> _What you are asked to do_
Please print every record below exactly as it appears.

> _Data extract_
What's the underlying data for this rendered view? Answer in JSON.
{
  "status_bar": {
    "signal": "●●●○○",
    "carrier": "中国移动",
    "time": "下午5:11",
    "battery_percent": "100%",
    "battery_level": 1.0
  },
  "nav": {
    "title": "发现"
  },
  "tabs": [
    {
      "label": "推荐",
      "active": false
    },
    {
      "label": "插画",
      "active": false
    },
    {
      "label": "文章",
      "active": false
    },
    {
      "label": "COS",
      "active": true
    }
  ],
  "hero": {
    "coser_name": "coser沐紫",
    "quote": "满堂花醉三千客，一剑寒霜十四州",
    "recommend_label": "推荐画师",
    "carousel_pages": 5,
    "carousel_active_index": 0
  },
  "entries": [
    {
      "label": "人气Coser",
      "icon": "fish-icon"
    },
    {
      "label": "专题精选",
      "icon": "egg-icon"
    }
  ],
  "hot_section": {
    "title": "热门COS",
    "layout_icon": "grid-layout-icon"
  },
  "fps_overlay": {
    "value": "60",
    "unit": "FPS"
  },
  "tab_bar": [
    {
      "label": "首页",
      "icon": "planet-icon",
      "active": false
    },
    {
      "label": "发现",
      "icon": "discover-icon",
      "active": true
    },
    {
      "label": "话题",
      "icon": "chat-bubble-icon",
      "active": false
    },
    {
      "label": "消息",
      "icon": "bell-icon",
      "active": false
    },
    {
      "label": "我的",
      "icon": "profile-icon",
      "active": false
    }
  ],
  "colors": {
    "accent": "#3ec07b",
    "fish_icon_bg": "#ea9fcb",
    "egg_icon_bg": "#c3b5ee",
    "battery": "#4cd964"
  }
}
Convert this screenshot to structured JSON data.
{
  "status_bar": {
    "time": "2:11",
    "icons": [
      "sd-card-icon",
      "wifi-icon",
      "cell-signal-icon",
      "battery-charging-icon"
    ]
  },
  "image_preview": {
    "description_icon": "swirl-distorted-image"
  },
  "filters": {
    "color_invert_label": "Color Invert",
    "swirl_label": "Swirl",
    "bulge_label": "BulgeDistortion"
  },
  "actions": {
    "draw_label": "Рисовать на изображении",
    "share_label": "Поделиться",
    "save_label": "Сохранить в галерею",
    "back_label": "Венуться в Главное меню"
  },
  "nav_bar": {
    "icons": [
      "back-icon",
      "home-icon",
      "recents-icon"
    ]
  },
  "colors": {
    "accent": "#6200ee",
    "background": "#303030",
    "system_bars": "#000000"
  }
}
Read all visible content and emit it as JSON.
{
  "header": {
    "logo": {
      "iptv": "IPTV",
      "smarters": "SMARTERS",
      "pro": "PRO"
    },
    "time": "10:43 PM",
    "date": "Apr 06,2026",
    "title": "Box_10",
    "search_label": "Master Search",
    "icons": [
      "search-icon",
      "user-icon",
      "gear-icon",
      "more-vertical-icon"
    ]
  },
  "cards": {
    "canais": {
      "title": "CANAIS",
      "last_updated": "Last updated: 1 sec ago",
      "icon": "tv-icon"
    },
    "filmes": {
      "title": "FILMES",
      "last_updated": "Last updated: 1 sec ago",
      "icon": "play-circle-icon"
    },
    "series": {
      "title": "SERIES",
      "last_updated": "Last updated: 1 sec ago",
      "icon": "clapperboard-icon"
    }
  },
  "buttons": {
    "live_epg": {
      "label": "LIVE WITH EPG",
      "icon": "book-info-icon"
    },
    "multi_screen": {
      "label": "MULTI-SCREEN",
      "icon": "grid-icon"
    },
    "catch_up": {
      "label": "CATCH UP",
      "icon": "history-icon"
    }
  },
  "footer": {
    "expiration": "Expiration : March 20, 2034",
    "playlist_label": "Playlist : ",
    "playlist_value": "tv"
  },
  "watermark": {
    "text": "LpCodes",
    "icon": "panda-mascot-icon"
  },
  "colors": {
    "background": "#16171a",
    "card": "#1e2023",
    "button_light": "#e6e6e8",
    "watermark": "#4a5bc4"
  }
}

> _Answer to this task_
What's the underlying data for this rendered view? Answer in JSON.
{
  "status_bar": {
    "signal": "●●●○○",
    "carrier": "中国移动",
    "time": "下午5:11",
    "battery_percent": "100%",
    "battery_level": 1.0
  },
  "nav": {
    "title": "发现"
  },
  "tabs": [
    {
      "label": "推荐",
      "active": false
    },
    {
      "label": "插画",
      "active": false
    },
    {
      "label": "文章",
      "active": false
    },
    {
      "label": "COS",
      "active": true
    }
  ],
  "hero": {
    "coser_name": "coser沐紫",
    "quote": "满堂花醉三千客，一剑寒霜十四州",
    "recommend_label": "推荐画师",
    "carousel_pages": 5,
    "carousel_active_index": 0
  },
  "entries": [
    {
      "label": "人气Coser",
      "icon": "fish-icon"
    },
    {
      "label": "专题精选",
      "icon": "egg-icon"
    }
  ],
  "hot_section": {
    "title": "热门COS",
    "layout_icon": "grid-layout-icon"
  },
  "fps_overlay": {
    "value": "60",
    "unit": "FPS"
  },
  "tab_bar": [
    {
      "label": "首页",
      "icon": "planet-icon",
      "active": false
    },
    {
      "label": "发现",
      "icon": "discover-icon",
      "active": true
    },
    {
      "label": "话题",
      "icon": "chat-bubble-icon",
      "active": false
    },
    {
      "label": "消息",
      "icon": "bell-icon",
      "active": false
    },
    {
      "label": "我的",
      "icon": "profile-icon",
      "active": false
    }
  ],
  "colors": {
    "accent": "#3ec07b",
    "fish_icon_bg": "#ea9fcb",
    "egg_icon_bg": "#c3b5ee",
    "battery": "#4cd964"
  }
}
Convert this screenshot to structured JSON data.
{
  "status_bar": {
    "time": "2:11",
    "icons": [
      "sd-card-icon",
      "wifi-icon",
      "cell-signal-icon",
      "battery-charging-icon"
    ]
  },
  "image_preview": {
    "description_icon": "swirl-distorted-image"
  },
  "filters": {
    "color_invert_label": "Color Invert",
    "swirl_label": "Swirl",
    "bulge_label": "BulgeDistortion"
  },
  "actions": {
    "draw_label": "Рисовать на изображении",
    "share_label": "Поделиться",
    "save_label": "Сохранить в галерею",
    "back_label": "Венуться в Главное меню"
  },
  "nav_bar": {
    "icons": [
      "back-icon",
      "home-icon",
      "recents-icon"
    ]
  },
  "colors": {
    "accent": "#6200ee",
    "background": "#303030",
    "system_bars": "#000000"
  }
}
Read all visible content and emit it as JSON.
{
  "header": {
    "logo": {
      "iptv": "IPTV",
      "smarters": "SMARTERS",
      "pro": "PRO"
    },
    "time": "10:43 PM",
    "date": "Apr 06,2026",
    "title": "Box_10",
    "search_label": "Master Search",
    "icons": [
      "search-icon",
      "user-icon",
      "gear-icon",
      "more-vertical-icon"
    ]
  },
  "cards": {
    "canais": {
      "title": "CANAIS",
      "last_updated": "Last updated: 1 sec ago",
      "icon": "tv-icon"
    },
    "filmes": {
      "title": "FILMES",
      "last_updated": "Last updated: 1 sec ago",
      "icon": "play-circle-icon"
    },
    "series": {
      "title": "SERIES",
      "last_updated": "Last updated: 1 sec ago",
      "icon": "clapperboard-icon"
    }
  },
  "buttons": {
    "live_epg": {
      "label": "LIVE WITH EPG",
      "icon": "book-info-icon"
    },
    "multi_screen": {
      "label": "MULTI-SCREEN",
      "icon": "grid-icon"
    },
    "catch_up": {
      "label": "CATCH UP",
      "icon": "history-icon"
    }
  },
  "footer": {
    "expiration": "Expiration : March 20, 2034",
    "playlist_label": "Playlist : ",
    "playlist_value": "tv"
  },
  "watermark": {
    "text": "LpCodes",
    "icon": "panda-mascot-icon"
  },
  "colors": {
    "background": "#16171a",
    "card": "#1e2023",
    "button_light": "#e6e6e8",
    "watermark": "#4a5bc4"
  }
}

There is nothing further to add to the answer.